(DATASET):
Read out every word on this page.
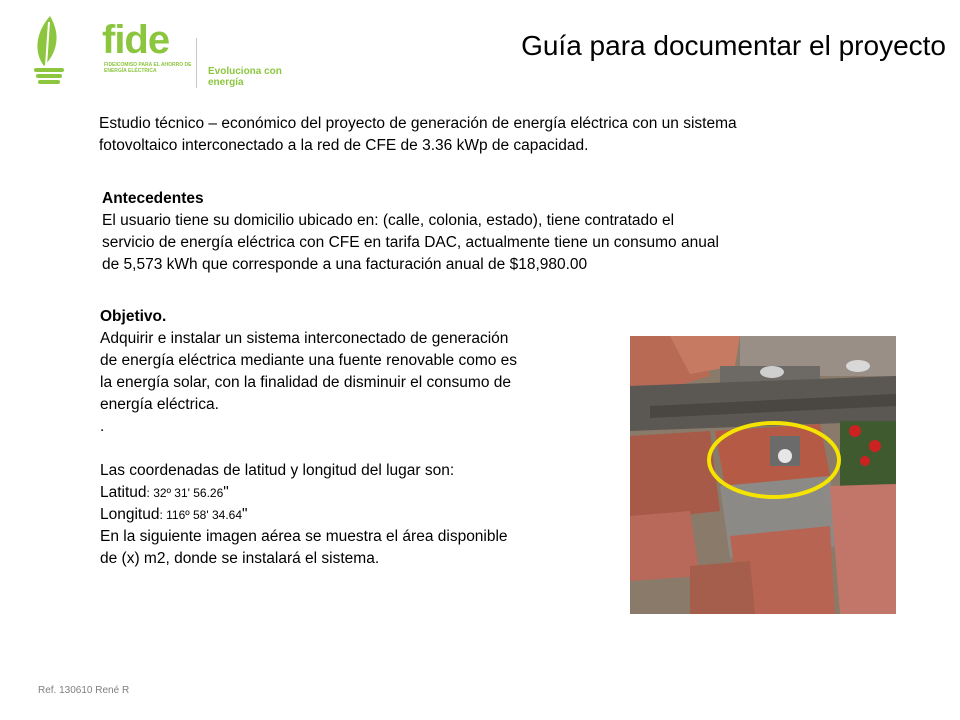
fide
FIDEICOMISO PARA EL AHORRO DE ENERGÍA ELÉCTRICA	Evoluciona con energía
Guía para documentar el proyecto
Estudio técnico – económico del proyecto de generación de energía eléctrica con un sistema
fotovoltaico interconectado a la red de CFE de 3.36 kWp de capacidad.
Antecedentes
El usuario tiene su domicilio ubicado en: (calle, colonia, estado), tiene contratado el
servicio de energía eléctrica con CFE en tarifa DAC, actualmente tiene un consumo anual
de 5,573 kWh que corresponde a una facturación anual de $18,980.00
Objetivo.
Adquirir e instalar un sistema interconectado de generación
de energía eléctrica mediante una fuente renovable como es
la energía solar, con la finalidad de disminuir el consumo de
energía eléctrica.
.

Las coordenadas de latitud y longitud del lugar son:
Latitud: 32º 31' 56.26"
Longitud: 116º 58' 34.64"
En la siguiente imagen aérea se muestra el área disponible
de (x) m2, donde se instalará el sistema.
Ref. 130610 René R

(TASK):
Locate the word "generación" in the data above. Copy every line carrying it.

(WRITTEN ANSWER):
Estudio técnico – económico del proyecto de generación de energía eléctrica con un sistema
Adquirir e instalar un sistema interconectado de generación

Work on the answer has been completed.